● **Text block**:

──────

She had already published short stories and a well-received novel, The Wind Changes, set in Ireland during the Troubles. The couple’s subsequent time in Palestine in the mid 1940s supplied material for novels she wrote after their return to London, such as Artist Among the Missing and School for Love. But all she had seen in the Balkans simmered away, and in 1960 The Great Fortune returned to the early years of the war, striking a new and distinctive note.

The novels that followed – The Spoiled City, Friends and Heroes, The Danger Tree, The Battle Lost and Won, The Sum of Things (published posthumously) – stand with the war trilogies of Evelyn Waugh and Anthony Powell, and arguably display a greater range and depth. The surface often suggests a comedy of manners: rarely have the English abroad been skewered so deftly, and she had a mordant eye for the grotesque. But as the world darkens we sense the atmosphere of cities as they crack apart, the way inadequate people behave under pressure, the survival of the seedy and self-seeking, the little details of hard-won food and shelter, the insecurity, uncertainty and occasional heroism of humanity at war. “You are watching a country die,” Harriet is told by a Romanian friend.

These themes form the background to a marriage that somehow endures despite the Marxist Guy’s essentially selfish universal camaraderie and the sceptical Harriet’s neurotically discriminating approach to life. Psychological insights and close political observation are matched by a style that is astringent, elliptical, lyrical in a disciplined way, and uncompromisingly true.

──────

● **Data records**:
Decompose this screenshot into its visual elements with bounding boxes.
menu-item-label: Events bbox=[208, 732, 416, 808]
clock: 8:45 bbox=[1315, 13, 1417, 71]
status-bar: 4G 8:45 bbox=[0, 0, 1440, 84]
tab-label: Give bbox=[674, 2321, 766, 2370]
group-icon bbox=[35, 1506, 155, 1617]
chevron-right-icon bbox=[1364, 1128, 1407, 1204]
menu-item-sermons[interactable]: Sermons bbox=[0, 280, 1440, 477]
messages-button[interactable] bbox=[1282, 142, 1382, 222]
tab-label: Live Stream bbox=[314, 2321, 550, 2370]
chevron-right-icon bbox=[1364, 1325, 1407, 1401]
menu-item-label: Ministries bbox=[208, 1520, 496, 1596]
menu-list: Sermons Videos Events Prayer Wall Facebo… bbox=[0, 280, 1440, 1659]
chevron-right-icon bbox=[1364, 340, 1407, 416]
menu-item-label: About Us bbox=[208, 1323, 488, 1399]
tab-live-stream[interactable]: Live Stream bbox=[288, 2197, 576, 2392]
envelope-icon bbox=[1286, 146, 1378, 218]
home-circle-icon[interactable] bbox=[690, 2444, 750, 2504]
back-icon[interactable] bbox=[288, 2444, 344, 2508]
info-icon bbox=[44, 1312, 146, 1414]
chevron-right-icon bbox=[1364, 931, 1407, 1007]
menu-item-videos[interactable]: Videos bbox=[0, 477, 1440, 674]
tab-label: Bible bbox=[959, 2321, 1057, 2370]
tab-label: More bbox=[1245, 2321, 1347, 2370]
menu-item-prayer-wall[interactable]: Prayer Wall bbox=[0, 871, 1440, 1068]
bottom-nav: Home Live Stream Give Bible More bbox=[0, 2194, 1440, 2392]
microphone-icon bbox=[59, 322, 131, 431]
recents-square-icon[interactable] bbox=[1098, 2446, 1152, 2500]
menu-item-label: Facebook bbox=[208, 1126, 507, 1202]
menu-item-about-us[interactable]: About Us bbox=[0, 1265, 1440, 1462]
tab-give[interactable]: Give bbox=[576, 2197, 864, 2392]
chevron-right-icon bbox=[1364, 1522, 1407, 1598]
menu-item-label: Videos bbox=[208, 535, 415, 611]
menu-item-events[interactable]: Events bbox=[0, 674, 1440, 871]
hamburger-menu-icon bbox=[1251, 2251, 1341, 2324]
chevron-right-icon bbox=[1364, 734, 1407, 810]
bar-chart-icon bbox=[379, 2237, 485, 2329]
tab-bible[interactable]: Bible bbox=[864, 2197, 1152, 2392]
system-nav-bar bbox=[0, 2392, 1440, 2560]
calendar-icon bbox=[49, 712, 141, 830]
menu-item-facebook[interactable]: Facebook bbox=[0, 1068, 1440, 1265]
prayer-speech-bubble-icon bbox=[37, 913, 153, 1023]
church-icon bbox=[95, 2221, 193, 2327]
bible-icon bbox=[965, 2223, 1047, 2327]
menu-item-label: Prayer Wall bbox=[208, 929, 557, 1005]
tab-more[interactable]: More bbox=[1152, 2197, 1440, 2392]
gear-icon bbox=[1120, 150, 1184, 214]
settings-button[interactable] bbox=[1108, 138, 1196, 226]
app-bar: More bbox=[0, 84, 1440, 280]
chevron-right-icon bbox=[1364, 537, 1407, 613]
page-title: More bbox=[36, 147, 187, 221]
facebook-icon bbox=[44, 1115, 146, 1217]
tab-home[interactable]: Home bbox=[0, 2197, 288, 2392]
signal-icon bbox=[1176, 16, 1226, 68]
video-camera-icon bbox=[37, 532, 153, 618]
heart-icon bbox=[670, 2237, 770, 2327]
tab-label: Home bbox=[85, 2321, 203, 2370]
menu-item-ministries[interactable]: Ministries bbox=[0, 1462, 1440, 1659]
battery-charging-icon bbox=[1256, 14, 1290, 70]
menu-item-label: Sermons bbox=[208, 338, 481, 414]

──────

● **Required actions**:
[1] Can you copy the stretch of the passage on the war novels from "These themes form" through "and uncompromisingly true." word for word?
[2] Would you repeat the stretch of the listing from its first line through the line containing "tab-give[interactable]: Give bbox=[576, 2197, 864, 2392]", keeping every line identical?

● **Completed exercise**:
[1]
These themes form the background to a marriage that somehow endures despite the Marxist Guy’s essentially selfish universal camaraderie and the sceptical Harriet’s neurotically discriminating approach to life. Psychological insights and close political observation are matched by a style that is astringent, elliptical, lyrical in a disciplined way, and uncompromisingly true.

[2]
Decompose this screenshot into its visual elements with bounding boxes.
menu-item-label: Events bbox=[208, 732, 416, 808]
clock: 8:45 bbox=[1315, 13, 1417, 71]
status-bar: 4G 8:45 bbox=[0, 0, 1440, 84]
tab-label: Give bbox=[674, 2321, 766, 2370]
group-icon bbox=[35, 1506, 155, 1617]
chevron-right-icon bbox=[1364, 1128, 1407, 1204]
menu-item-sermons[interactable]: Sermons bbox=[0, 280, 1440, 477]
messages-button[interactable] bbox=[1282, 142, 1382, 222]
tab-label: Live Stream bbox=[314, 2321, 550, 2370]
chevron-right-icon bbox=[1364, 1325, 1407, 1401]
menu-item-label: Ministries bbox=[208, 1520, 496, 1596]
menu-list: Sermons Videos Events Prayer Wall Facebo… bbox=[0, 280, 1440, 1659]
chevron-right-icon bbox=[1364, 340, 1407, 416]
menu-item-label: About Us bbox=[208, 1323, 488, 1399]
tab-live-stream[interactable]: Live Stream bbox=[288, 2197, 576, 2392]
envelope-icon bbox=[1286, 146, 1378, 218]
home-circle-icon[interactable] bbox=[690, 2444, 750, 2504]
back-icon[interactable] bbox=[288, 2444, 344, 2508]
info-icon bbox=[44, 1312, 146, 1414]
chevron-right-icon bbox=[1364, 931, 1407, 1007]
menu-item-videos[interactable]: Videos bbox=[0, 477, 1440, 674]
tab-label: Bible bbox=[959, 2321, 1057, 2370]
tab-label: More bbox=[1245, 2321, 1347, 2370]
menu-item-prayer-wall[interactable]: Prayer Wall bbox=[0, 871, 1440, 1068]
bottom-nav: Home Live Stream Give Bible More bbox=[0, 2194, 1440, 2392]
microphone-icon bbox=[59, 322, 131, 431]
recents-square-icon[interactable] bbox=[1098, 2446, 1152, 2500]
menu-item-label: Facebook bbox=[208, 1126, 507, 1202]
menu-item-about-us[interactable]: About Us bbox=[0, 1265, 1440, 1462]
tab-give[interactable]: Give bbox=[576, 2197, 864, 2392]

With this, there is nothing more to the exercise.